Records from a data collection:
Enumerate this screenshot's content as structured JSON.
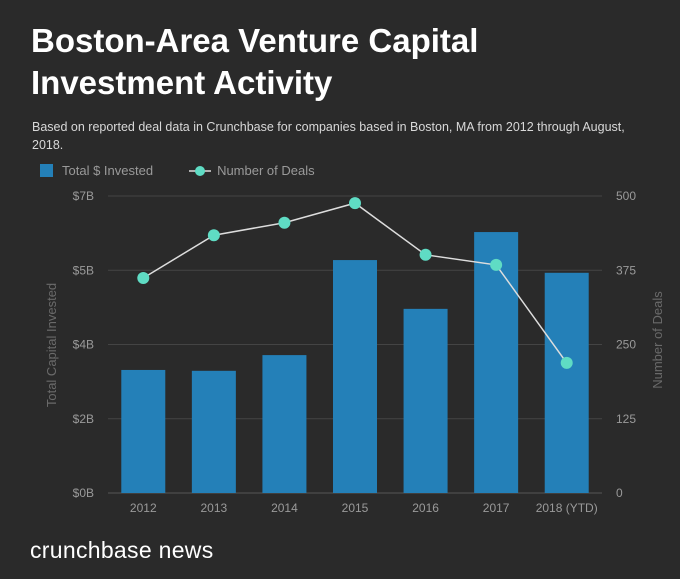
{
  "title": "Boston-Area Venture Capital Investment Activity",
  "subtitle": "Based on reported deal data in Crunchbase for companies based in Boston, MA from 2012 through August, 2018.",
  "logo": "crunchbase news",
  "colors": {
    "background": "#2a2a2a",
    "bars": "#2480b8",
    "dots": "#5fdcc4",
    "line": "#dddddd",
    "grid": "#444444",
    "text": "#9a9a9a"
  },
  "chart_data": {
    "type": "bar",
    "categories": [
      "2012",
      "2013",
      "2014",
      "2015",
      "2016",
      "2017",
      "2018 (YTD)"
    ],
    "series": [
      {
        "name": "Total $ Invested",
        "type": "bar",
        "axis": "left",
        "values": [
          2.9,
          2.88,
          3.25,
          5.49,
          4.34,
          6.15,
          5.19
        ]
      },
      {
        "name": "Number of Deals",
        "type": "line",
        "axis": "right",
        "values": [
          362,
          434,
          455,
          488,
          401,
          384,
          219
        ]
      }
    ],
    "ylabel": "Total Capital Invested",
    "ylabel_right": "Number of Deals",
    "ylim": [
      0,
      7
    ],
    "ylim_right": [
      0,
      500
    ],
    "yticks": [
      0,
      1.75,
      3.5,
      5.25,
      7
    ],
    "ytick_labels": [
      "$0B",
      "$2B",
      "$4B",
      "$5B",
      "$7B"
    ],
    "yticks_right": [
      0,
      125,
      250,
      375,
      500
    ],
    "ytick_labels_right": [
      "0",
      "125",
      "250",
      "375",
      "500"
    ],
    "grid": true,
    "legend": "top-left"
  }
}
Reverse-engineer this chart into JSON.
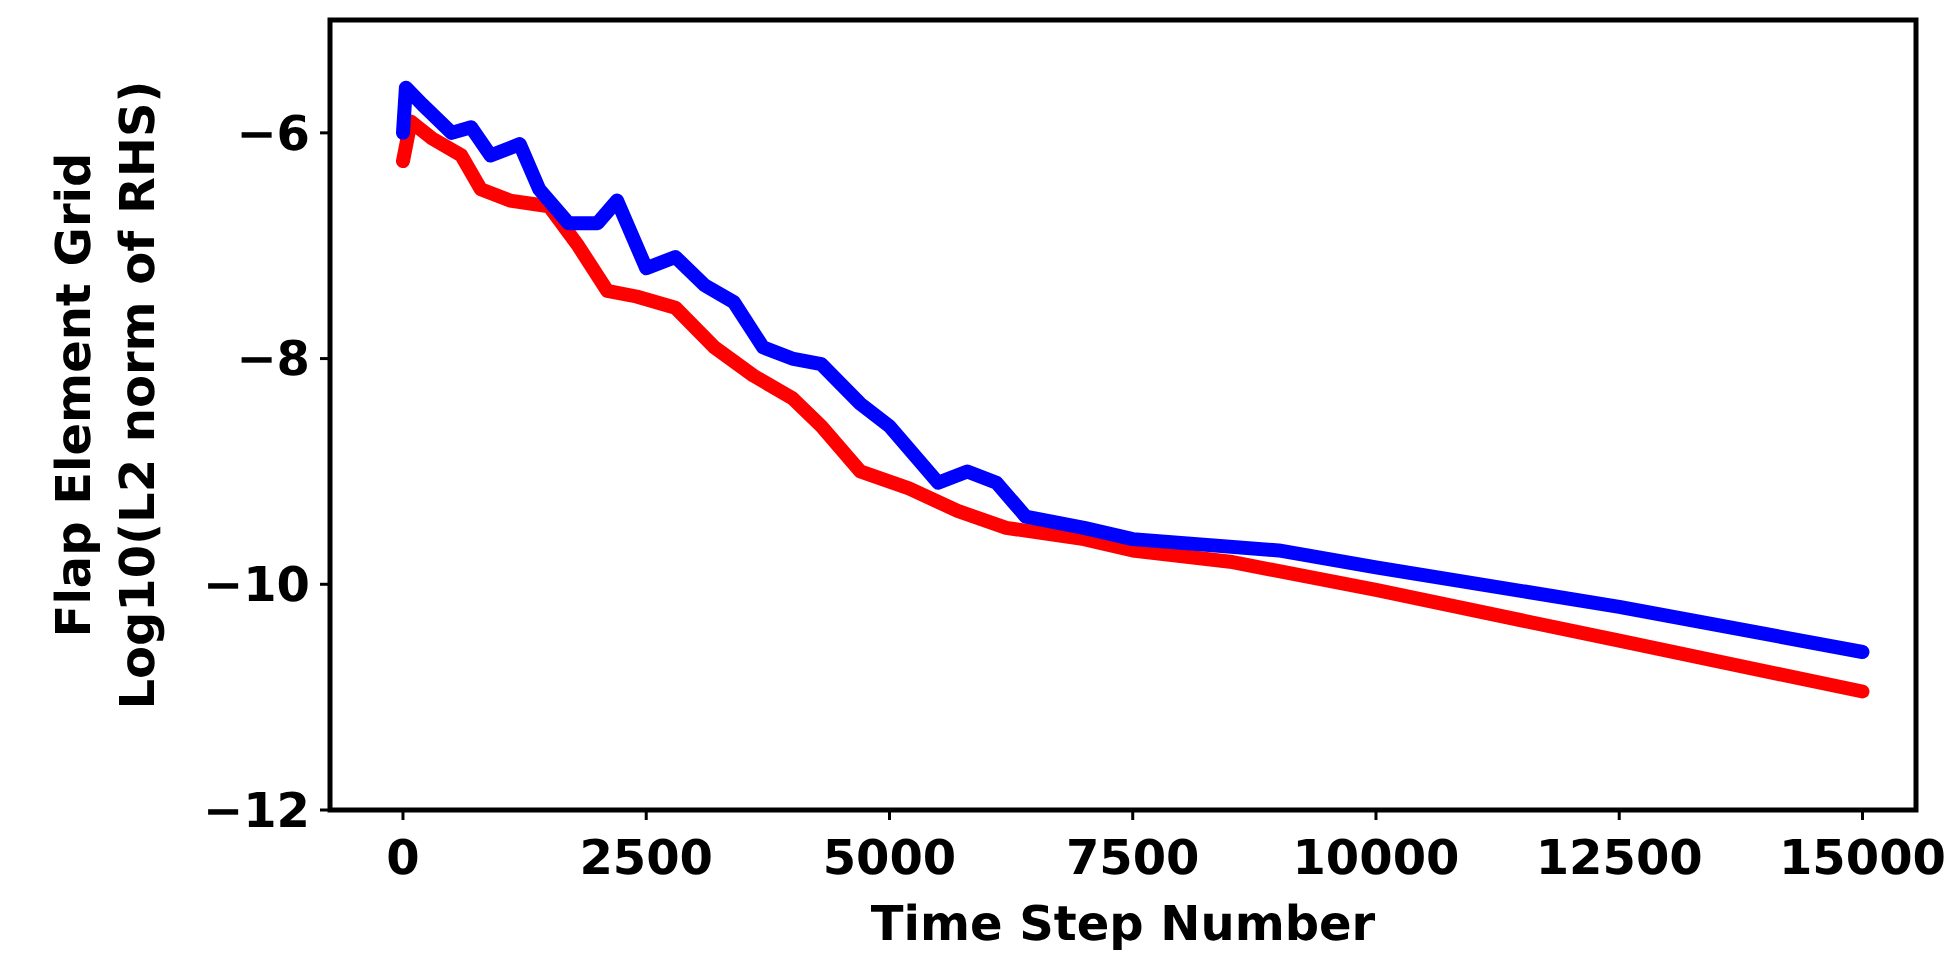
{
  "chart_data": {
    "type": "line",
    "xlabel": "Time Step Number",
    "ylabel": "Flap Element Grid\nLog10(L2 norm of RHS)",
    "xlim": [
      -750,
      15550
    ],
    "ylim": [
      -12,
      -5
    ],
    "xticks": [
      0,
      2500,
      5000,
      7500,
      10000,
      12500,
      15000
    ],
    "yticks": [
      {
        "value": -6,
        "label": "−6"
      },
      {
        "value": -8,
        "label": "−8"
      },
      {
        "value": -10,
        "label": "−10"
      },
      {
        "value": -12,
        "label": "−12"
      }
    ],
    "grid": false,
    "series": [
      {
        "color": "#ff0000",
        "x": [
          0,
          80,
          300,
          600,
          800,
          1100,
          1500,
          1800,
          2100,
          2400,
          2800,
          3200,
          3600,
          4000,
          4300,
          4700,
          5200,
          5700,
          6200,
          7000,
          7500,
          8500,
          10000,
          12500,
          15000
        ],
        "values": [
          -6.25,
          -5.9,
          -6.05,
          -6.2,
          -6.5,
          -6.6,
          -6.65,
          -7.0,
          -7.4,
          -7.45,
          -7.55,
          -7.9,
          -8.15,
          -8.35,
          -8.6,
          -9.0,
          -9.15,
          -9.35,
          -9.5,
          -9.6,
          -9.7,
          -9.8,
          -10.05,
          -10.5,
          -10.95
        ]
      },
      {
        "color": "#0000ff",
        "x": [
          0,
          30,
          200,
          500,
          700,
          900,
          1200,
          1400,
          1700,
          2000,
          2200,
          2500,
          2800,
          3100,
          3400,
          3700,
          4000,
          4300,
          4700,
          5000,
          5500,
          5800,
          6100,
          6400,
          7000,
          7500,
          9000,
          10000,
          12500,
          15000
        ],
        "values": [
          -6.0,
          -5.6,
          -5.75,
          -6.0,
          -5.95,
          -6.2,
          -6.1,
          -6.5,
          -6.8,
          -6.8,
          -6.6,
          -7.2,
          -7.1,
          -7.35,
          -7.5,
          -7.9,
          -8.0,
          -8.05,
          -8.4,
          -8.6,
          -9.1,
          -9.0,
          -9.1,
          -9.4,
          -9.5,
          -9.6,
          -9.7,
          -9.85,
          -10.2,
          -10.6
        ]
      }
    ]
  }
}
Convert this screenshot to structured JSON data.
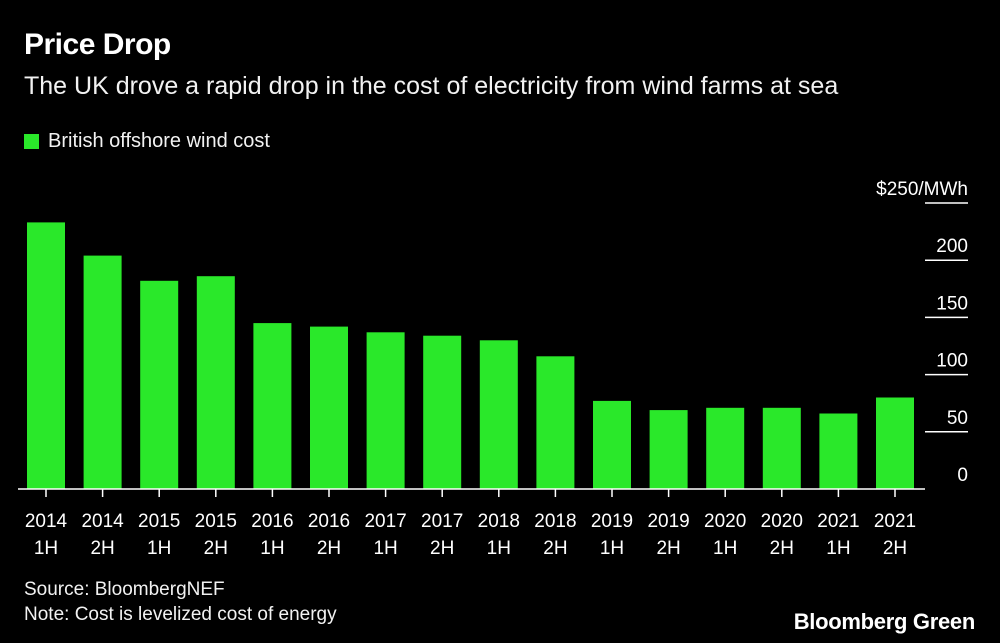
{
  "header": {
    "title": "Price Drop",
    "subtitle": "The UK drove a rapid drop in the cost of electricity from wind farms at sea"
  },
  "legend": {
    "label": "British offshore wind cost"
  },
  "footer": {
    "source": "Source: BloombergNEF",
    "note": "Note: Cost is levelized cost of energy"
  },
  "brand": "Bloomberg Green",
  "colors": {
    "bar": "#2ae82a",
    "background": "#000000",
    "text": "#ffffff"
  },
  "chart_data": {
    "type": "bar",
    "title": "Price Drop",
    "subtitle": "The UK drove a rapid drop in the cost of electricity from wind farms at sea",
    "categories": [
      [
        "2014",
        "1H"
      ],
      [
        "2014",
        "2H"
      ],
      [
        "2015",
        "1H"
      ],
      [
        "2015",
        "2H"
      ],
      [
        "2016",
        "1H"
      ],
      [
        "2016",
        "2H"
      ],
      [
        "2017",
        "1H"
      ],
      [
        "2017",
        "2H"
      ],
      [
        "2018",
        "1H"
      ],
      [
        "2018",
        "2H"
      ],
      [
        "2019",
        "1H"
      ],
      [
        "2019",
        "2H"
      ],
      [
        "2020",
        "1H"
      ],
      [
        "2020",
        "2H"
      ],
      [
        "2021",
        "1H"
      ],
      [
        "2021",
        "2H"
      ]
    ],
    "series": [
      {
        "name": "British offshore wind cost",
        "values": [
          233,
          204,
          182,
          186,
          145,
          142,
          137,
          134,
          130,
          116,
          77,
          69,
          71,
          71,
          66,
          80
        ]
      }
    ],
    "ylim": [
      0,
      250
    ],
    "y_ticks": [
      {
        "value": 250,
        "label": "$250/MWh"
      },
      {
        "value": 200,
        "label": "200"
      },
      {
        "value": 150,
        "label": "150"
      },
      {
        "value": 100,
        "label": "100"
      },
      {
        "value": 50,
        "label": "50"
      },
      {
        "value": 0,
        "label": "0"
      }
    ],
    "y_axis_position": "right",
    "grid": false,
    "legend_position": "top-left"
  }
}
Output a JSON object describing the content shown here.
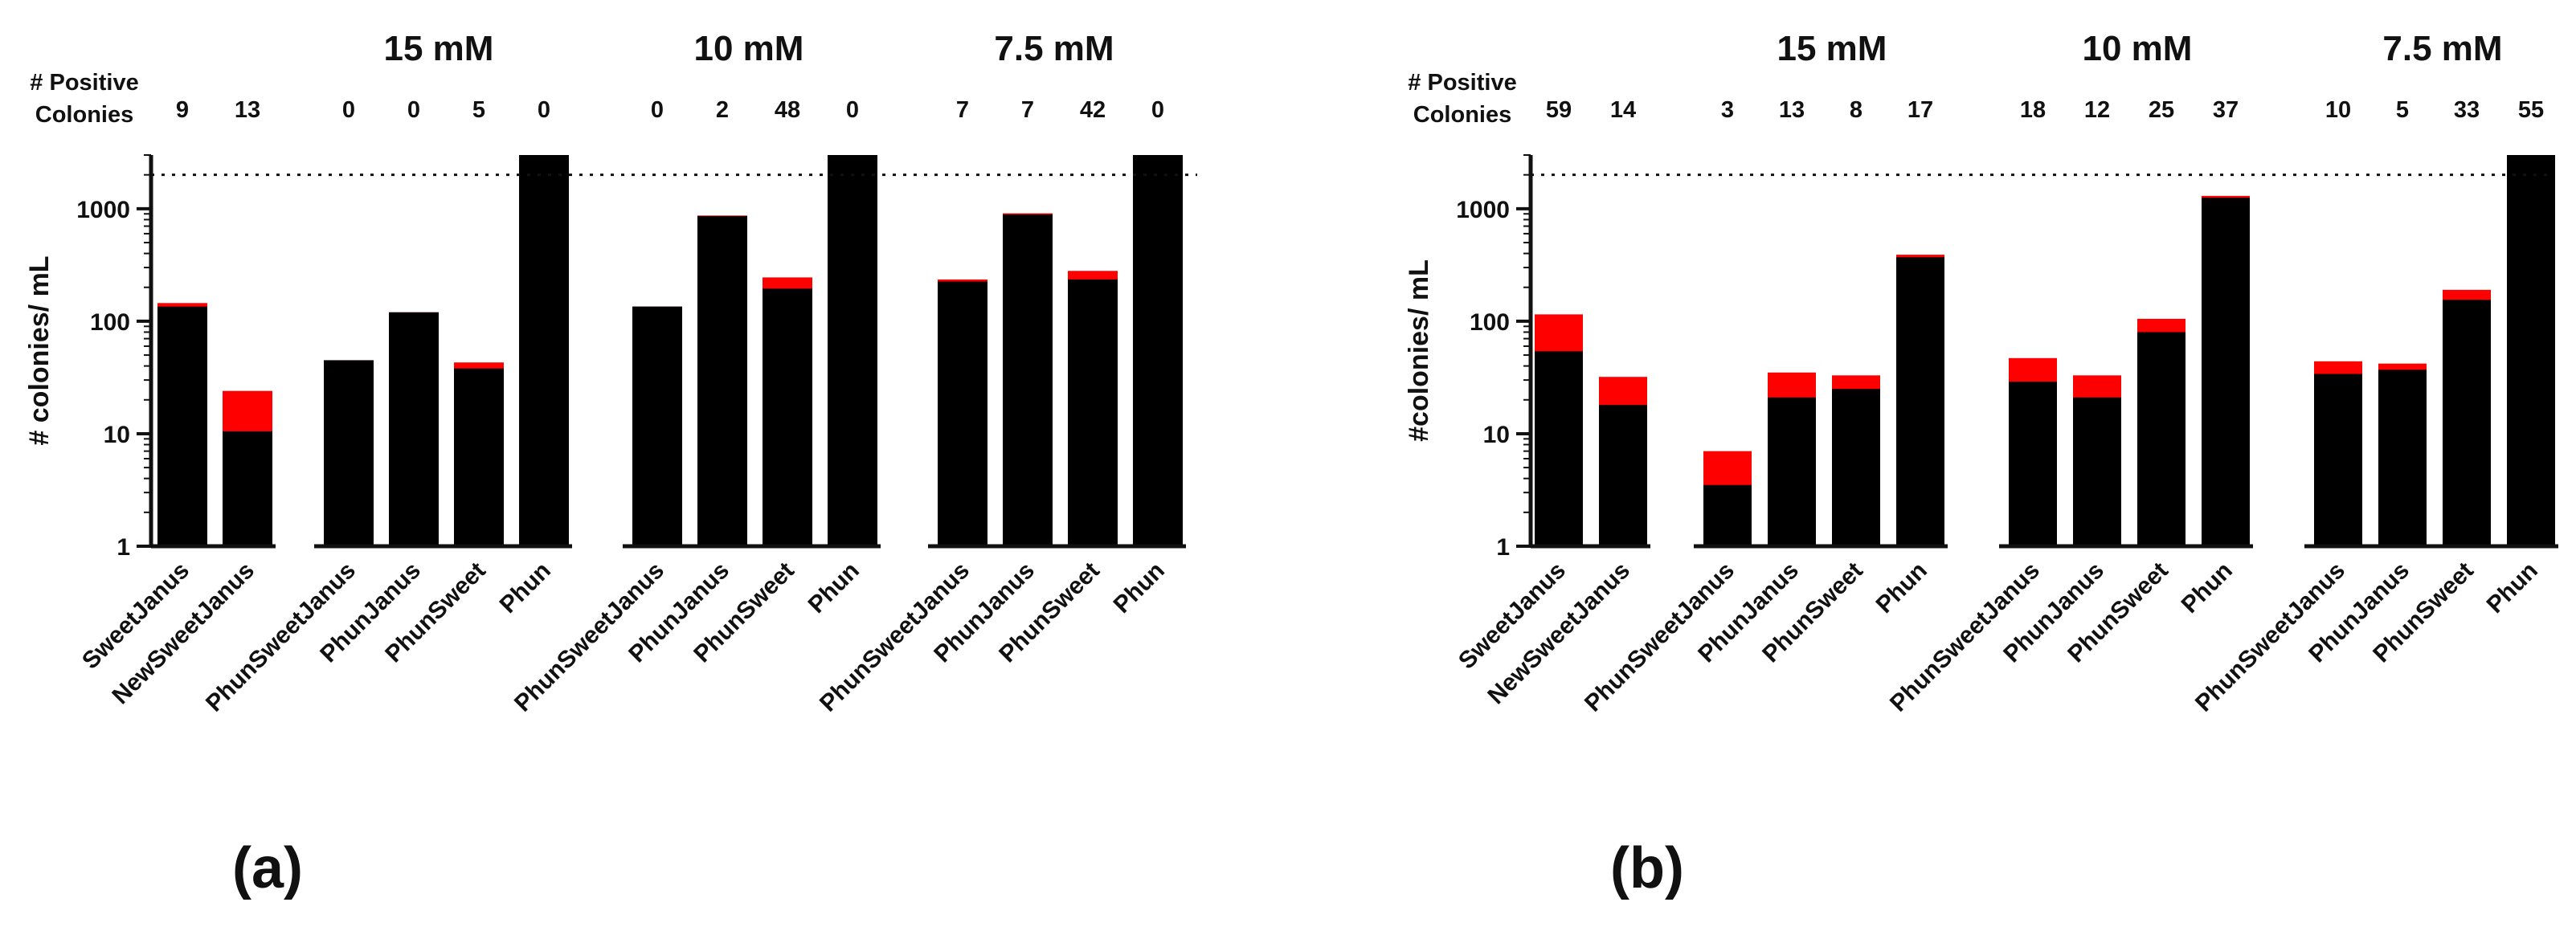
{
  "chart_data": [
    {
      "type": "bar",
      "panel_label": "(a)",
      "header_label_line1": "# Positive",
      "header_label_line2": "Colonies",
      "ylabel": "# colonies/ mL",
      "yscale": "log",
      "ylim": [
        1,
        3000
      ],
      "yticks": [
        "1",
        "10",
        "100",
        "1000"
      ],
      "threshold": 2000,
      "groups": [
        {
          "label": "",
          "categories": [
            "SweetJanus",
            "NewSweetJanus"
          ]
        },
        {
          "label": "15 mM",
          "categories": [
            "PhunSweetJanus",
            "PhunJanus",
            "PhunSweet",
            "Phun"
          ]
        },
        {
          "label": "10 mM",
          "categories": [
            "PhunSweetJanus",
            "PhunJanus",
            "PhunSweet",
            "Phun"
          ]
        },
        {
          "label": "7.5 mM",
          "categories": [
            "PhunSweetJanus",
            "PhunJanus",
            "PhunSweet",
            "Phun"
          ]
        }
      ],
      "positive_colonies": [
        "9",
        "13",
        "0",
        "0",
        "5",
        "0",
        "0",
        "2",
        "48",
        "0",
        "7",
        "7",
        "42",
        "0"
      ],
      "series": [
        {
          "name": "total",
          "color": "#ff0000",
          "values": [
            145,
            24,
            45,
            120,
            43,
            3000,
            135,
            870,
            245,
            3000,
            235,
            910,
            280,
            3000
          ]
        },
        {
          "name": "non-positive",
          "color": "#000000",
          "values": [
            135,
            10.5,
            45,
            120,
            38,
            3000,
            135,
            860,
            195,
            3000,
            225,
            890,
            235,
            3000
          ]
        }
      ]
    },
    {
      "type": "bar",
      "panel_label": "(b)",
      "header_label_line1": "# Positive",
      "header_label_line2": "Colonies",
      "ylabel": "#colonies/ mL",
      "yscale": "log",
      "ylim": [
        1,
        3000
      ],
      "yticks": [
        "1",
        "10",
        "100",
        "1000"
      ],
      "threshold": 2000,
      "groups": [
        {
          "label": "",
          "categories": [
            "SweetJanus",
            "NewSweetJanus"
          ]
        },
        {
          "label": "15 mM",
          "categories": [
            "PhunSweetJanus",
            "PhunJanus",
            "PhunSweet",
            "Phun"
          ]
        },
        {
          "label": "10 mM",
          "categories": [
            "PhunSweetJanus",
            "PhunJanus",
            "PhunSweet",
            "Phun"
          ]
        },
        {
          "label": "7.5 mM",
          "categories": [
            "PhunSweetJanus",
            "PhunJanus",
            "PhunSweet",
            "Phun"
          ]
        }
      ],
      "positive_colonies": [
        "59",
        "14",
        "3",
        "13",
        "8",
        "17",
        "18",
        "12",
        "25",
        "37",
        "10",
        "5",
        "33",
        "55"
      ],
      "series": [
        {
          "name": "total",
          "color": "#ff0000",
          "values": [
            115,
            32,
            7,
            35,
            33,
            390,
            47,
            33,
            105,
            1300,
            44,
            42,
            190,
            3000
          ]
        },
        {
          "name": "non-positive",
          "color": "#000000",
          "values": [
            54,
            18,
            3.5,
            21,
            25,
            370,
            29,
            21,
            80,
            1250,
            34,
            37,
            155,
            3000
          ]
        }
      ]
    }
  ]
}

Exercise description => Copy out each line of the data containing the string "British".

Response to the exercise =>
    "label": "British offshore wind cost"
        "name": "British offshore wind cost",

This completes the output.